▸ **Problem description**: Write out the material below again, unchanged.

▸ **Input material**:
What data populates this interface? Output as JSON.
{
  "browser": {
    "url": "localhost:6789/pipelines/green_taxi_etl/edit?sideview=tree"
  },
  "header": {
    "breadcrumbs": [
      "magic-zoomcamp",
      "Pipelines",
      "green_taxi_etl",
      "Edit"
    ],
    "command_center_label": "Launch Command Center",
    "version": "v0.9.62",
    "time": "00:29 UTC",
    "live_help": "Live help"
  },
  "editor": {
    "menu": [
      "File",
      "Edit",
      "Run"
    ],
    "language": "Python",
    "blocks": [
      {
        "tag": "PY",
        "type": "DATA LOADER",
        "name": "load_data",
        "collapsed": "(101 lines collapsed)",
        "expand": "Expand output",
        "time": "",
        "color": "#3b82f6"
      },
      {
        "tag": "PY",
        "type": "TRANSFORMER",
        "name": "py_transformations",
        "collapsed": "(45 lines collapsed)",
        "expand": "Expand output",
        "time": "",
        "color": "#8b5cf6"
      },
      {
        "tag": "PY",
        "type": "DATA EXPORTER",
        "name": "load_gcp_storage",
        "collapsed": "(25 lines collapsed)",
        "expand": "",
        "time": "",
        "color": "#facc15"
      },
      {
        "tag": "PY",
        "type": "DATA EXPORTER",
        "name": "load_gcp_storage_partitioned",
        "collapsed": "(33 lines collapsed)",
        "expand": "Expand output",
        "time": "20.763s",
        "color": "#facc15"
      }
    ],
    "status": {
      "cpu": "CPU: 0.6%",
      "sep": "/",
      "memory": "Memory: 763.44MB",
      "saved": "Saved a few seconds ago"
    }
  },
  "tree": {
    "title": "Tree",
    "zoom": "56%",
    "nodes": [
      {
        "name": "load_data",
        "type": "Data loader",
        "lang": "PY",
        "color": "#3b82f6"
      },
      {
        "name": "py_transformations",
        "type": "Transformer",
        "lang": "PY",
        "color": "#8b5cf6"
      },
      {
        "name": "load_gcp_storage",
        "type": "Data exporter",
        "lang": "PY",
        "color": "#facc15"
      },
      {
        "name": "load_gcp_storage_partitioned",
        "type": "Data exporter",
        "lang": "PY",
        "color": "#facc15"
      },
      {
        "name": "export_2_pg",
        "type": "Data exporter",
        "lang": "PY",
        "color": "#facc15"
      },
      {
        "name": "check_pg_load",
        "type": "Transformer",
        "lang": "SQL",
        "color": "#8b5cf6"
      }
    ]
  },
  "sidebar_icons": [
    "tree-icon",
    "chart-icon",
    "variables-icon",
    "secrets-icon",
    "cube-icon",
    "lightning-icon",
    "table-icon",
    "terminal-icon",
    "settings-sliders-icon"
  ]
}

▸ **Result of the exercise**:
What data populates this interface? Output as JSON.
{
  "browser": {
    "url": "localhost:6789/pipelines/green_taxi_etl/edit?sideview=tree"
  },
  "header": {
    "breadcrumbs": [
      "magic-zoomcamp",
      "Pipelines",
      "green_taxi_etl",
      "Edit"
    ],
    "command_center_label": "Launch Command Center",
    "version": "v0.9.62",
    "time": "00:29 UTC",
    "live_help": "Live help"
  },
  "editor": {
    "menu": [
      "File",
      "Edit",
      "Run"
    ],
    "language": "Python",
    "blocks": [
      {
        "tag": "PY",
        "type": "DATA LOADER",
        "name": "load_data",
        "collapsed": "(101 lines collapsed)",
        "expand": "Expand output",
        "time": "",
        "color": "#3b82f6"
      },
      {
        "tag": "PY",
        "type": "TRANSFORMER",
        "name": "py_transformations",
        "collapsed": "(45 lines collapsed)",
        "expand": "Expand output",
        "time": "",
        "color": "#8b5cf6"
      },
      {
        "tag": "PY",
        "type": "DATA EXPORTER",
        "name": "load_gcp_storage",
        "collapsed": "(25 lines collapsed)",
        "expand": "",
        "time": "",
        "color": "#facc15"
      },
      {
        "tag": "PY",
        "type": "DATA EXPORTER",
        "name": "load_gcp_storage_partitioned",
        "collapsed": "(33 lines collapsed)",
        "expand": "Expand output",
        "time": "20.763s",
        "color": "#facc15"
      }
    ],
    "status": {
      "cpu": "CPU: 0.6%",
      "sep": "/",
      "memory": "Memory: 763.44MB",
      "saved": "Saved a few seconds ago"
    }
  },
  "tree": {
    "title": "Tree",
    "zoom": "56%",
    "nodes": [
      {
        "name": "load_data",
        "type": "Data loader",
        "lang": "PY",
        "color": "#3b82f6"
      },
      {
        "name": "py_transformations",
        "type": "Transformer",
        "lang": "PY",
        "color": "#8b5cf6"
      },
      {
        "name": "load_gcp_storage",
        "type": "Data exporter",
        "lang": "PY",
        "color": "#facc15"
      },
      {
        "name": "load_gcp_storage_partitioned",
        "type": "Data exporter",
        "lang": "PY",
        "color": "#facc15"
      },
      {
        "name": "export_2_pg",
        "type": "Data exporter",
        "lang": "PY",
        "color": "#facc15"
      },
      {
        "name": "check_pg_load",
        "type": "Transformer",
        "lang": "SQL",
        "color": "#8b5cf6"
      }
    ]
  },
  "sidebar_icons": [
    "tree-icon",
    "chart-icon",
    "variables-icon",
    "secrets-icon",
    "cube-icon",
    "lightning-icon",
    "table-icon",
    "terminal-icon",
    "settings-sliders-icon"
  ]
}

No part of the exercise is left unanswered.